Record excerpts:
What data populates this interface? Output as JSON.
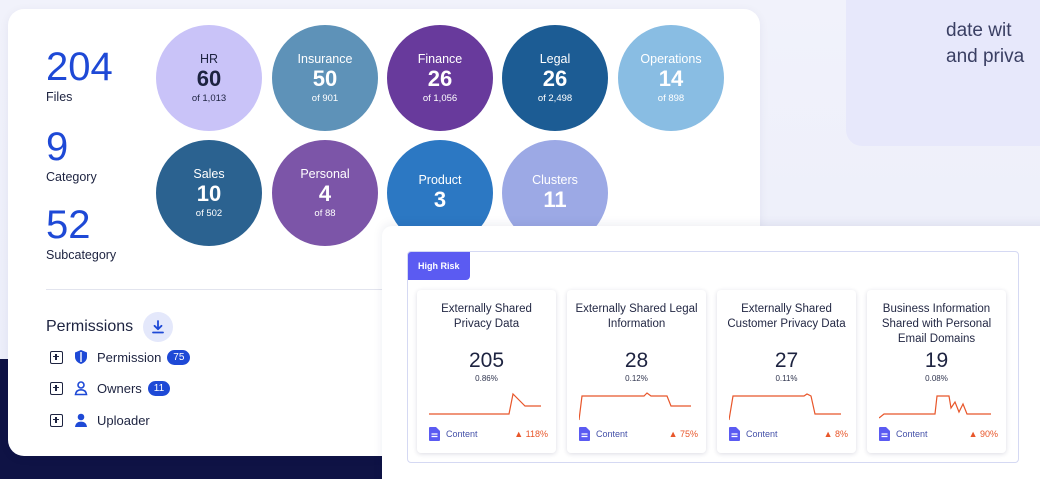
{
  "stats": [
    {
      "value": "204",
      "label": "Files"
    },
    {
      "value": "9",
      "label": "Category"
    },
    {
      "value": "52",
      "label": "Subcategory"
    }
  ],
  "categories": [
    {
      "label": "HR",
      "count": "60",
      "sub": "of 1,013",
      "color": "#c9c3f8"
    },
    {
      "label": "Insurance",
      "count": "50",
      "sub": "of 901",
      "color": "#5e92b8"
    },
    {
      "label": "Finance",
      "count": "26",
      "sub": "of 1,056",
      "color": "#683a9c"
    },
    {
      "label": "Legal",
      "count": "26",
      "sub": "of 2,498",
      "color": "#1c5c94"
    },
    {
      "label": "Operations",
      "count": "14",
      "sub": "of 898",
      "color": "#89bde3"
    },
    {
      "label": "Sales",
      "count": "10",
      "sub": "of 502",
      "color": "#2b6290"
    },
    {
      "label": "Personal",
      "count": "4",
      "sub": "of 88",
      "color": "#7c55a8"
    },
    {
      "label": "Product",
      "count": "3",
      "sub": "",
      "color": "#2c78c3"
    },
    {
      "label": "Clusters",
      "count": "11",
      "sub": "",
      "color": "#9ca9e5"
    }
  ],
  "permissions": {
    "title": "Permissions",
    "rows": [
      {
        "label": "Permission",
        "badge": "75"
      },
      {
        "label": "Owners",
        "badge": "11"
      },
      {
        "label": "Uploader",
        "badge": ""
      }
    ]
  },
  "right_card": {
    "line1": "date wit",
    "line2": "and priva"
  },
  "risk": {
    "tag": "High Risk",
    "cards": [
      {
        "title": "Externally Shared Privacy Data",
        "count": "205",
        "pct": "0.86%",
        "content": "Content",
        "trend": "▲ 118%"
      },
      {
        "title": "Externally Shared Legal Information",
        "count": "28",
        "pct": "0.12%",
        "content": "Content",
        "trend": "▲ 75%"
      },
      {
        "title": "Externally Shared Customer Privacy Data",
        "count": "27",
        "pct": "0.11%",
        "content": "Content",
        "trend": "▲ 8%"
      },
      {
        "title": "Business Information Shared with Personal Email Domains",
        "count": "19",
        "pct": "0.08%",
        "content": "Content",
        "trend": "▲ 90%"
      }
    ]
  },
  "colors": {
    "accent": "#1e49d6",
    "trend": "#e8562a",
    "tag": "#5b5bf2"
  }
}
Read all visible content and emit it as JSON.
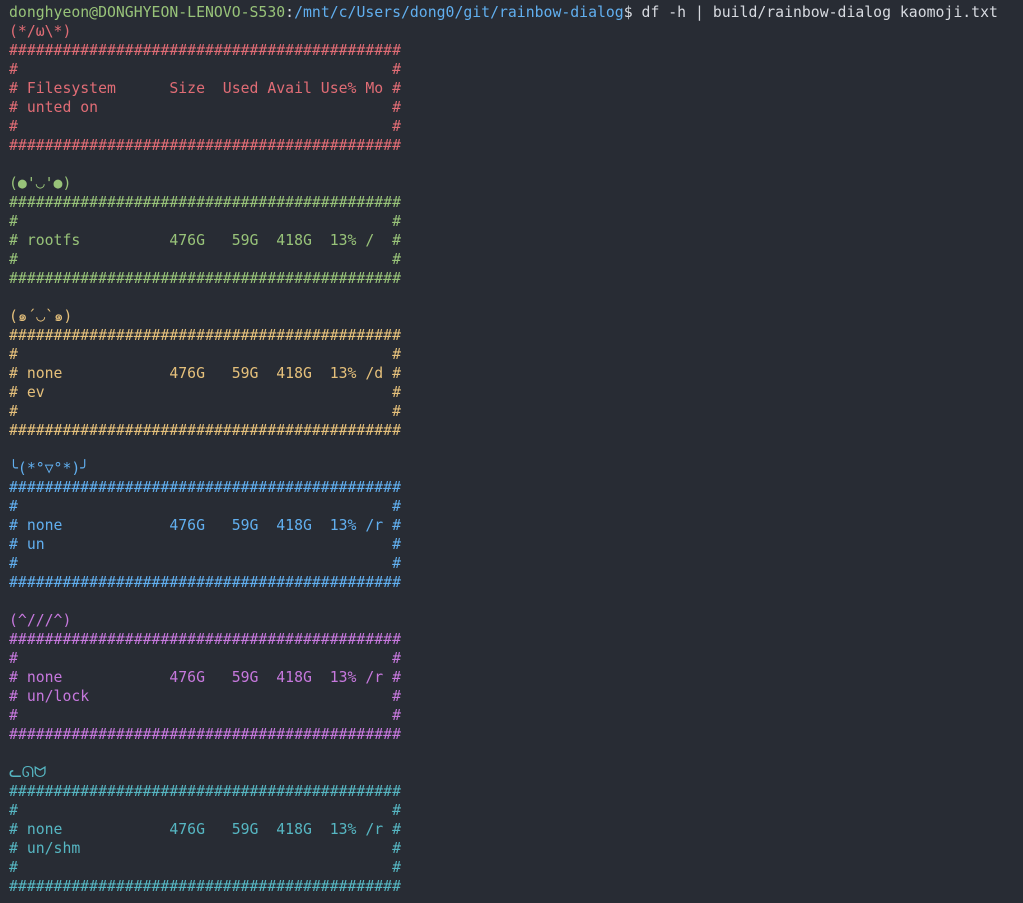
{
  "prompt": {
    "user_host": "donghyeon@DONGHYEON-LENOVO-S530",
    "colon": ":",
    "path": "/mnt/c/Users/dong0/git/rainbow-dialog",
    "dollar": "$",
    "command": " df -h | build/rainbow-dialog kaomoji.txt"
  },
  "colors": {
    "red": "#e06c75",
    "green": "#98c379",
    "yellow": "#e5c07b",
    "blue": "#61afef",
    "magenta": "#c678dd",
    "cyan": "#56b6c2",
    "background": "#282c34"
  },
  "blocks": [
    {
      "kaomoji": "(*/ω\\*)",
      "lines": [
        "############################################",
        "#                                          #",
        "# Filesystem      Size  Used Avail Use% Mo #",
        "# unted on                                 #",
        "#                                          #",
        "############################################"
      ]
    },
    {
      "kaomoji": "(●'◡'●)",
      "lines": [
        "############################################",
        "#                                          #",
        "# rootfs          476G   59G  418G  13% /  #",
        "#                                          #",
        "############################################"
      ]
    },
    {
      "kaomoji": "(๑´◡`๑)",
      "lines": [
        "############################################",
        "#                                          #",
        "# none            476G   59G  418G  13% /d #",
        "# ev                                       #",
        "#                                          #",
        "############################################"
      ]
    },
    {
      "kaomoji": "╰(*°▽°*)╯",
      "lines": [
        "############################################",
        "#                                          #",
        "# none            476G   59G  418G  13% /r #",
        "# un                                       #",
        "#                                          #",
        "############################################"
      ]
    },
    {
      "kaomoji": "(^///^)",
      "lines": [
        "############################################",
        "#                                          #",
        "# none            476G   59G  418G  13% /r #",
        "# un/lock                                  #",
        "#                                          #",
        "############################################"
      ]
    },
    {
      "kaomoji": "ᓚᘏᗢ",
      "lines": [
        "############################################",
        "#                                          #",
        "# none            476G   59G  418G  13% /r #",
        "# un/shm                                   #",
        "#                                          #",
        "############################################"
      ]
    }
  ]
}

Required task: Using the entries above, find all lines with "Shared". Copy them.

Response to this exercise:
        "title": "Externally Shared Privacy Data",
        "title": "Externally Shared Legal Information",
        "title": "Externally Shared Customer Privacy Data",
        "title": "Business Information Shared with Personal Email Domains",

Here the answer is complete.